[Data provided]
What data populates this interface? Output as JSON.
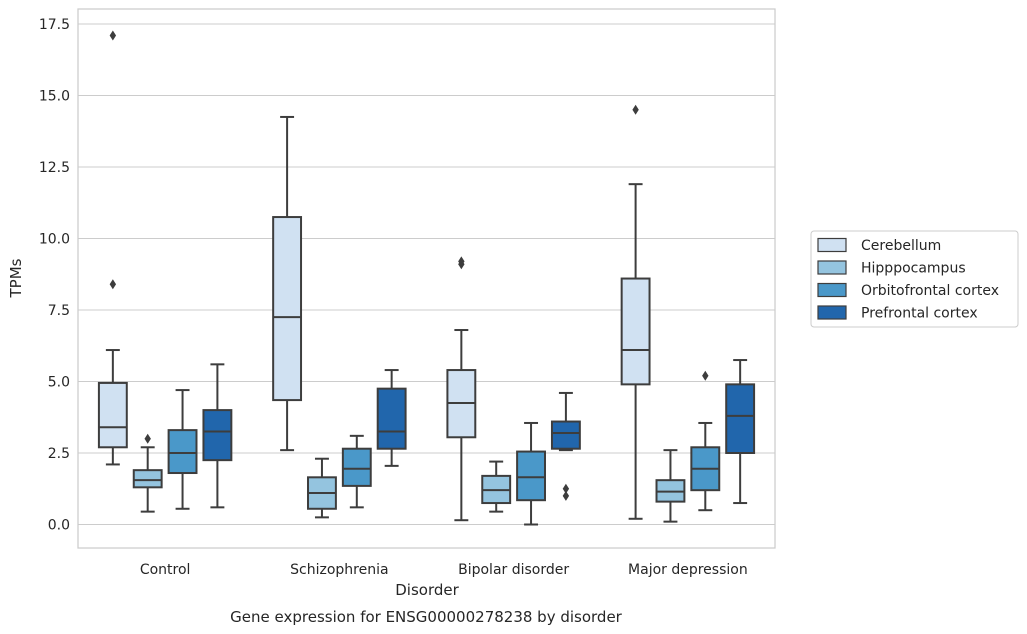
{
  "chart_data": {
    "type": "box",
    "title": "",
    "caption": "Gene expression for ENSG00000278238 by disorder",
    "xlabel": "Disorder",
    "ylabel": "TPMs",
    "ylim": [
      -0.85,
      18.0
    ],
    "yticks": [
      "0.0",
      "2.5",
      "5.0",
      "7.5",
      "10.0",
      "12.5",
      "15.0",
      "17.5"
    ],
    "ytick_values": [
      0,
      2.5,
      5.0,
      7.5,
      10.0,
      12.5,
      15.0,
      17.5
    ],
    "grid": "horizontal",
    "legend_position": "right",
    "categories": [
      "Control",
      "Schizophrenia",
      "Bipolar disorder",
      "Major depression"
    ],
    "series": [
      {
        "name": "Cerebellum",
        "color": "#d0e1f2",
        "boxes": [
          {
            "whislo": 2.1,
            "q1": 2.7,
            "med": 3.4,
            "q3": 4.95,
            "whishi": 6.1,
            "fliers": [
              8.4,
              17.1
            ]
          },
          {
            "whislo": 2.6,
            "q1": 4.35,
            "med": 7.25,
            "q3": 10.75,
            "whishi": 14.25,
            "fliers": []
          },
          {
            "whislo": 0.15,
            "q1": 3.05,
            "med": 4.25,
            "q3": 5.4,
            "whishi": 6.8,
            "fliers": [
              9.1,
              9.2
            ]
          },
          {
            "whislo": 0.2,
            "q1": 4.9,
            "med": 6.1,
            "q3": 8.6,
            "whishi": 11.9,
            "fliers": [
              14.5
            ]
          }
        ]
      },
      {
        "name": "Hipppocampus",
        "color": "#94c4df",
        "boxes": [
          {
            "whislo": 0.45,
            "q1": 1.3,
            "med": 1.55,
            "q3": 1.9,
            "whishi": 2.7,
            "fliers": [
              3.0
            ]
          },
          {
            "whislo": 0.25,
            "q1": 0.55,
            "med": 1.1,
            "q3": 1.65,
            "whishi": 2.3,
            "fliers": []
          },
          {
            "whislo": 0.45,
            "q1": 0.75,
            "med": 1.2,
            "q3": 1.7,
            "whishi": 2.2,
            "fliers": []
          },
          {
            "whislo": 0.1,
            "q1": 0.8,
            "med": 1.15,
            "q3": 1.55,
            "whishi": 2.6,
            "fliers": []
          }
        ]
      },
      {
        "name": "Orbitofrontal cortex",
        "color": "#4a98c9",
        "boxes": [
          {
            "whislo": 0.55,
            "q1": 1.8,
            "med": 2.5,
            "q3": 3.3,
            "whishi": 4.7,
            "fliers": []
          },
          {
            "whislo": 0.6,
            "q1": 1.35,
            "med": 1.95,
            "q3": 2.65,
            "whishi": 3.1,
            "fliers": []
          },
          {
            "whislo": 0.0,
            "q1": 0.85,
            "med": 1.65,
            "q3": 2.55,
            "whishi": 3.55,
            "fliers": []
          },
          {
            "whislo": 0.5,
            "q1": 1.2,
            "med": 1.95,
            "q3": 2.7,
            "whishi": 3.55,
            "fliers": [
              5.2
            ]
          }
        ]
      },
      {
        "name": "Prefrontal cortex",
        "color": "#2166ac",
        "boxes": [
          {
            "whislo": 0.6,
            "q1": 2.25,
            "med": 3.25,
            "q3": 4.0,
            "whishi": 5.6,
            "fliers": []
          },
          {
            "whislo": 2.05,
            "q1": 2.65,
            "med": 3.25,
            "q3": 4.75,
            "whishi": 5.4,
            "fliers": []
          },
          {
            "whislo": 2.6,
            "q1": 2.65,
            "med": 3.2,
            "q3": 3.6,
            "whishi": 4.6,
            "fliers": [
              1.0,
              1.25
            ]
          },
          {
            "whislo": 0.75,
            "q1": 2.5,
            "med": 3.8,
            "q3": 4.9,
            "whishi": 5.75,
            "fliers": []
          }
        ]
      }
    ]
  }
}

[Written task]
From the listing, copy each line containing the word "color".

[Response to the task]
        "color": "#d0e1f2",
        "color": "#94c4df",
        "color": "#4a98c9",
        "color": "#2166ac",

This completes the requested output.